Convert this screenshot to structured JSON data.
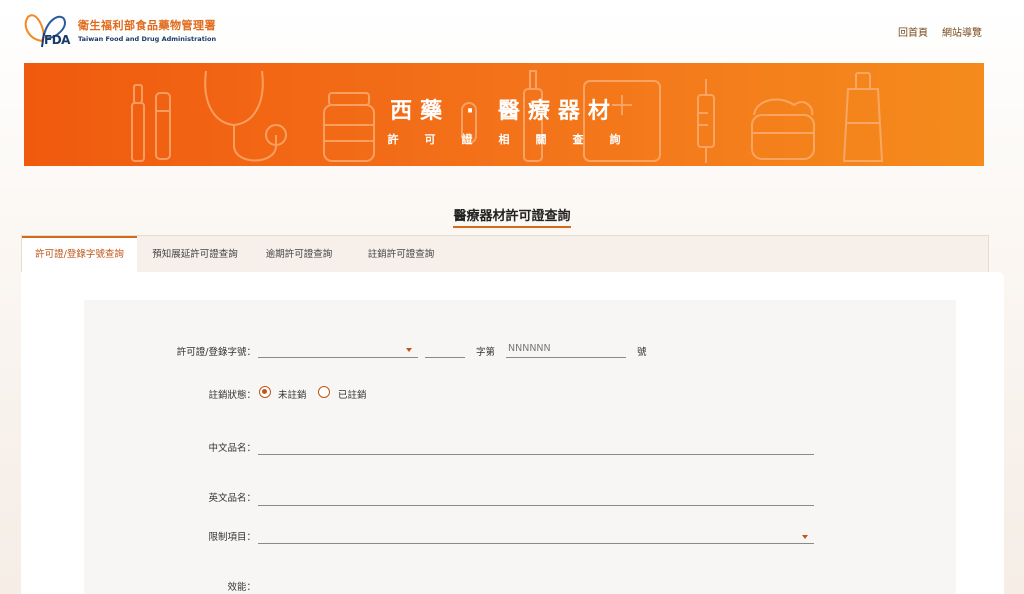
{
  "header": {
    "org_name_cn": "衛生福利部食品藥物管理署",
    "org_name_en": "Taiwan Food and Drug Administration",
    "logo_mark": "FDA",
    "nav": [
      "回首頁",
      "網站導覽"
    ]
  },
  "banner": {
    "title": "西藥 · 醫療器材",
    "subtitle": "許可證相關查詢"
  },
  "page_title": "醫療器材許可證查詢",
  "tabs": [
    {
      "label": "許可證/登錄字號查詢",
      "active": true
    },
    {
      "label": "預知展延許可證查詢",
      "active": false
    },
    {
      "label": "逾期許可證查詢",
      "active": false
    },
    {
      "label": "註銷許可證查詢",
      "active": false
    }
  ],
  "form": {
    "license_label": "許可證/登錄字號：",
    "license_prefix_value": "",
    "license_word_value": "",
    "license_char_label": "字第",
    "license_number_placeholder": "NNNNNN",
    "license_suffix": "號",
    "cancel_status_label": "註銷狀態：",
    "cancel_options": [
      {
        "label": "未註銷",
        "checked": true
      },
      {
        "label": "已註銷",
        "checked": false
      }
    ],
    "chinese_name_label": "中文品名：",
    "chinese_name_value": "",
    "english_name_label": "英文品名：",
    "english_name_value": "",
    "restriction_label": "限制項目：",
    "restriction_value": "",
    "efficacy_label": "效能："
  },
  "colors": {
    "accent": "#d46b1c",
    "banner_start": "#f05a0e",
    "banner_end": "#f58b1c"
  }
}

━━━━

● **Requirement**
Reproduce each line word for word and drop the pictures.

● **Answer to the exercise**
Convert this screenshot to structured JSON data.
{
  "header": {
    "org_name_cn": "衛生福利部食品藥物管理署",
    "org_name_en": "Taiwan Food and Drug Administration",
    "logo_mark": "FDA",
    "nav": [
      "回首頁",
      "網站導覽"
    ]
  },
  "banner": {
    "title": "西藥 · 醫療器材",
    "subtitle": "許可證相關查詢"
  },
  "page_title": "醫療器材許可證查詢",
  "tabs": [
    {
      "label": "許可證/登錄字號查詢",
      "active": true
    },
    {
      "label": "預知展延許可證查詢",
      "active": false
    },
    {
      "label": "逾期許可證查詢",
      "active": false
    },
    {
      "label": "註銷許可證查詢",
      "active": false
    }
  ],
  "form": {
    "license_label": "許可證/登錄字號：",
    "license_prefix_value": "",
    "license_word_value": "",
    "license_char_label": "字第",
    "license_number_placeholder": "NNNNNN",
    "license_suffix": "號",
    "cancel_status_label": "註銷狀態：",
    "cancel_options": [
      {
        "label": "未註銷",
        "checked": true
      },
      {
        "label": "已註銷",
        "checked": false
      }
    ],
    "chinese_name_label": "中文品名：",
    "chinese_name_value": "",
    "english_name_label": "英文品名：",
    "english_name_value": "",
    "restriction_label": "限制項目：",
    "restriction_value": "",
    "efficacy_label": "效能："
  },
  "colors": {
    "accent": "#d46b1c",
    "banner_start": "#f05a0e",
    "banner_end": "#f58b1c"
  }
}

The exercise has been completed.